**Set task:**
Write every line of the material out exactly as shown.

-- start Material supplied --

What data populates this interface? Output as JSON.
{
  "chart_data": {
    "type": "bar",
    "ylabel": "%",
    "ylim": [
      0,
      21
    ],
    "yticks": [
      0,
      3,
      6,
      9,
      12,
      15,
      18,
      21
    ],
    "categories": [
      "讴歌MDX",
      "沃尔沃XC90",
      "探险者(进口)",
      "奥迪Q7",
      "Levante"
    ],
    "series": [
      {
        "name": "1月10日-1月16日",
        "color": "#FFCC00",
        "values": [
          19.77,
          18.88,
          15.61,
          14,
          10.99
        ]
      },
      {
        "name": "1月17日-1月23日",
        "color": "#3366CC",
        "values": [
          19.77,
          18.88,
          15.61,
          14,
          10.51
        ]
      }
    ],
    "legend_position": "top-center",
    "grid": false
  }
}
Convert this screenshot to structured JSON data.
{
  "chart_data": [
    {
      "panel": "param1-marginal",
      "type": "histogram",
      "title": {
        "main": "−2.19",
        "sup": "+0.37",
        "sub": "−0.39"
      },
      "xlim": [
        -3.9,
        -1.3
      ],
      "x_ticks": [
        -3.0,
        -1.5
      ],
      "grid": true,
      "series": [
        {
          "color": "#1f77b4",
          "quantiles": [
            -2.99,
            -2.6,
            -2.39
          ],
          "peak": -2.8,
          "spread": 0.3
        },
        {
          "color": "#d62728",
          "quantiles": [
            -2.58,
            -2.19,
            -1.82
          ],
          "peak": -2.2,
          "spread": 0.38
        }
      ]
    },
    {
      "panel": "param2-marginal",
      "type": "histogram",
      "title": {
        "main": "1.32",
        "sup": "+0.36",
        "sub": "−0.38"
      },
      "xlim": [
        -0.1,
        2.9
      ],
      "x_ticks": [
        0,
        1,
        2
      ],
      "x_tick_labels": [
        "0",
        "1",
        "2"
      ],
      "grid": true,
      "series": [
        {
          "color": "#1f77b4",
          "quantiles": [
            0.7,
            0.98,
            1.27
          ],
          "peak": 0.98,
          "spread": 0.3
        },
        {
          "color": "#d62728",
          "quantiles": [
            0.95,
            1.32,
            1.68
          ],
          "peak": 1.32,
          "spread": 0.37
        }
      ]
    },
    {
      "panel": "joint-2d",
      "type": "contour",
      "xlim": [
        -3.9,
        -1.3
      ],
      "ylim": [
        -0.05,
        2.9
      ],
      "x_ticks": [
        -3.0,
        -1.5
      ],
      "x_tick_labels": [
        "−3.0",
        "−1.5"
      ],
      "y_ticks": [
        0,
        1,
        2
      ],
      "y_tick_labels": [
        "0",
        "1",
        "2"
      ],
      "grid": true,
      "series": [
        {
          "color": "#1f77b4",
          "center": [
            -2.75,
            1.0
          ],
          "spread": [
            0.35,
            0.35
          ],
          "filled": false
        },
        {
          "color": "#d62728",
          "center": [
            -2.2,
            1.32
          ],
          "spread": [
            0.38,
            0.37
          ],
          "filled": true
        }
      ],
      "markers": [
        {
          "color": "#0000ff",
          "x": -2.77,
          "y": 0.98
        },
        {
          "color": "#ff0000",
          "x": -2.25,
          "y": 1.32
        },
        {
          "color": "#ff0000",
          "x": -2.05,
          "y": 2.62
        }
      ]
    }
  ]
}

-- end Material supplied --

**Final result:**
What data populates this interface? Output as JSON.
{
  "chart_data": {
    "type": "bar",
    "ylabel": "%",
    "ylim": [
      0,
      21
    ],
    "yticks": [
      0,
      3,
      6,
      9,
      12,
      15,
      18,
      21
    ],
    "categories": [
      "讴歌MDX",
      "沃尔沃XC90",
      "探险者(进口)",
      "奥迪Q7",
      "Levante"
    ],
    "series": [
      {
        "name": "1月10日-1月16日",
        "color": "#FFCC00",
        "values": [
          19.77,
          18.88,
          15.61,
          14,
          10.99
        ]
      },
      {
        "name": "1月17日-1月23日",
        "color": "#3366CC",
        "values": [
          19.77,
          18.88,
          15.61,
          14,
          10.51
        ]
      }
    ],
    "legend_position": "top-center",
    "grid": false
  }
}
Convert this screenshot to structured JSON data.
{
  "chart_data": [
    {
      "panel": "param1-marginal",
      "type": "histogram",
      "title": {
        "main": "−2.19",
        "sup": "+0.37",
        "sub": "−0.39"
      },
      "xlim": [
        -3.9,
        -1.3
      ],
      "x_ticks": [
        -3.0,
        -1.5
      ],
      "grid": true,
      "series": [
        {
          "color": "#1f77b4",
          "quantiles": [
            -2.99,
            -2.6,
            -2.39
          ],
          "peak": -2.8,
          "spread": 0.3
        },
        {
          "color": "#d62728",
          "quantiles": [
            -2.58,
            -2.19,
            -1.82
          ],
          "peak": -2.2,
          "spread": 0.38
        }
      ]
    },
    {
      "panel": "param2-marginal",
      "type": "histogram",
      "title": {
        "main": "1.32",
        "sup": "+0.36",
        "sub": "−0.38"
      },
      "xlim": [
        -0.1,
        2.9
      ],
      "x_ticks": [
        0,
        1,
        2
      ],
      "x_tick_labels": [
        "0",
        "1",
        "2"
      ],
      "grid": true,
      "series": [
        {
          "color": "#1f77b4",
          "quantiles": [
            0.7,
            0.98,
            1.27
          ],
          "peak": 0.98,
          "spread": 0.3
        },
        {
          "color": "#d62728",
          "quantiles": [
            0.95,
            1.32,
            1.68
          ],
          "peak": 1.32,
          "spread": 0.37
        }
      ]
    },
    {
      "panel": "joint-2d",
      "type": "contour",
      "xlim": [
        -3.9,
        -1.3
      ],
      "ylim": [
        -0.05,
        2.9
      ],
      "x_ticks": [
        -3.0,
        -1.5
      ],
      "x_tick_labels": [
        "−3.0",
        "−1.5"
      ],
      "y_ticks": [
        0,
        1,
        2
      ],
      "y_tick_labels": [
        "0",
        "1",
        "2"
      ],
      "grid": true,
      "series": [
        {
          "color": "#1f77b4",
          "center": [
            -2.75,
            1.0
          ],
          "spread": [
            0.35,
            0.35
          ],
          "filled": false
        },
        {
          "color": "#d62728",
          "center": [
            -2.2,
            1.32
          ],
          "spread": [
            0.38,
            0.37
          ],
          "filled": true
        }
      ],
      "markers": [
        {
          "color": "#0000ff",
          "x": -2.77,
          "y": 0.98
        },
        {
          "color": "#ff0000",
          "x": -2.25,
          "y": 1.32
        },
        {
          "color": "#ff0000",
          "x": -2.05,
          "y": 2.62
        }
      ]
    }
  ]
}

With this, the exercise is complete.